┌─ Information supplied

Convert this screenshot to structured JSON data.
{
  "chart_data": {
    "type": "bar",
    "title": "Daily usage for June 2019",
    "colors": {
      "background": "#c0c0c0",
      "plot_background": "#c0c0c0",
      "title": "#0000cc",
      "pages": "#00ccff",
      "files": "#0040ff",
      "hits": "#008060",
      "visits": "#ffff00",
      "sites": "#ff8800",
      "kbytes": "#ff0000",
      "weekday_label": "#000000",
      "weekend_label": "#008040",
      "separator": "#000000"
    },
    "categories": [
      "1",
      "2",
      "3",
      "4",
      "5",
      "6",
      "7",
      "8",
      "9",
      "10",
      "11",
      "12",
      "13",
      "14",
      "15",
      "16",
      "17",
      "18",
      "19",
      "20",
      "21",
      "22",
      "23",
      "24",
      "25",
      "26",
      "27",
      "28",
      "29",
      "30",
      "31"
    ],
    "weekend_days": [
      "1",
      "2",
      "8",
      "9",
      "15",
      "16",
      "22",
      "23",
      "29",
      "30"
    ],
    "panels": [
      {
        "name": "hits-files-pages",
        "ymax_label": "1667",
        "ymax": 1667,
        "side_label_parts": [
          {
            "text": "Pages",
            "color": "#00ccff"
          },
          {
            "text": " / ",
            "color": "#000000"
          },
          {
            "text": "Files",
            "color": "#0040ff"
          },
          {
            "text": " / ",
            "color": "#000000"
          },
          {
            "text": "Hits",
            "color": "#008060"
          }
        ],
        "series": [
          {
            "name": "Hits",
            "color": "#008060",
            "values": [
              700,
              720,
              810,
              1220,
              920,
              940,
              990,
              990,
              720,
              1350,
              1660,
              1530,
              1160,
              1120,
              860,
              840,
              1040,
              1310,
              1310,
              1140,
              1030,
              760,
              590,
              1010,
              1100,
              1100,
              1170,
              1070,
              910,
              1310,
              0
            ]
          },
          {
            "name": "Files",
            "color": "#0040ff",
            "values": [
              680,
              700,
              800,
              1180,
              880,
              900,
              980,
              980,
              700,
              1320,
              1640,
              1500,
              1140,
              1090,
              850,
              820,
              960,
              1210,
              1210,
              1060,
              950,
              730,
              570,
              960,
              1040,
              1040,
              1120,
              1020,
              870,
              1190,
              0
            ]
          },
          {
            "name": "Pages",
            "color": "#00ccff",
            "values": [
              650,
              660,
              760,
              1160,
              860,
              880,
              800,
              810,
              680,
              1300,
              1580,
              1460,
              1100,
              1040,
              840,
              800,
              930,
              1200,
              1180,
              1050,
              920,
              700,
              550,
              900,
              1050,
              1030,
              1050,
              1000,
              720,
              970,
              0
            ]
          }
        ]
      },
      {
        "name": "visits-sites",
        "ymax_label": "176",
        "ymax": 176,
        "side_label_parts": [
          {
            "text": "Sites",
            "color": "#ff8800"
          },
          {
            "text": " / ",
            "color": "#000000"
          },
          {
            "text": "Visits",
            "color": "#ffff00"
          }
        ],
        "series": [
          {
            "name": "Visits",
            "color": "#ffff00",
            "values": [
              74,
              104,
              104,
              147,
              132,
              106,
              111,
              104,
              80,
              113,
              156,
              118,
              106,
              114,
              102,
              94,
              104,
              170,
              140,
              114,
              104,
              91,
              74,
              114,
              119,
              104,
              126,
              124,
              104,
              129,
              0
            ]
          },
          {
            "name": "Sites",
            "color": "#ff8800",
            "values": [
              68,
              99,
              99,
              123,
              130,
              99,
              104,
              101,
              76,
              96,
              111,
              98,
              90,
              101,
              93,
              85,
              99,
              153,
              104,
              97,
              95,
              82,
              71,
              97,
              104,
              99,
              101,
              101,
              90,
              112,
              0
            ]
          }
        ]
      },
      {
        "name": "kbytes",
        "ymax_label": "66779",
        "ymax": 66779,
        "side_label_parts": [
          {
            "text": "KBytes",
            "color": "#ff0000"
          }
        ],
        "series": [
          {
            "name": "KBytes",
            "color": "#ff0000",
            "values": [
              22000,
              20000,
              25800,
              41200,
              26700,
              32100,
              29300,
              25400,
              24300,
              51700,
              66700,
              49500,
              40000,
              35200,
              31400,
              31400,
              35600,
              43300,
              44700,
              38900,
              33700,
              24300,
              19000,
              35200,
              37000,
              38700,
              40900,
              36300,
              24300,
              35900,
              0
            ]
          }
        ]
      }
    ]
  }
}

└─

**Stated problem**
Copy all lines from the material that hold "title".

**Completed exercise**
    "title": "Daily usage for June 2019",
      "title": "#0000cc",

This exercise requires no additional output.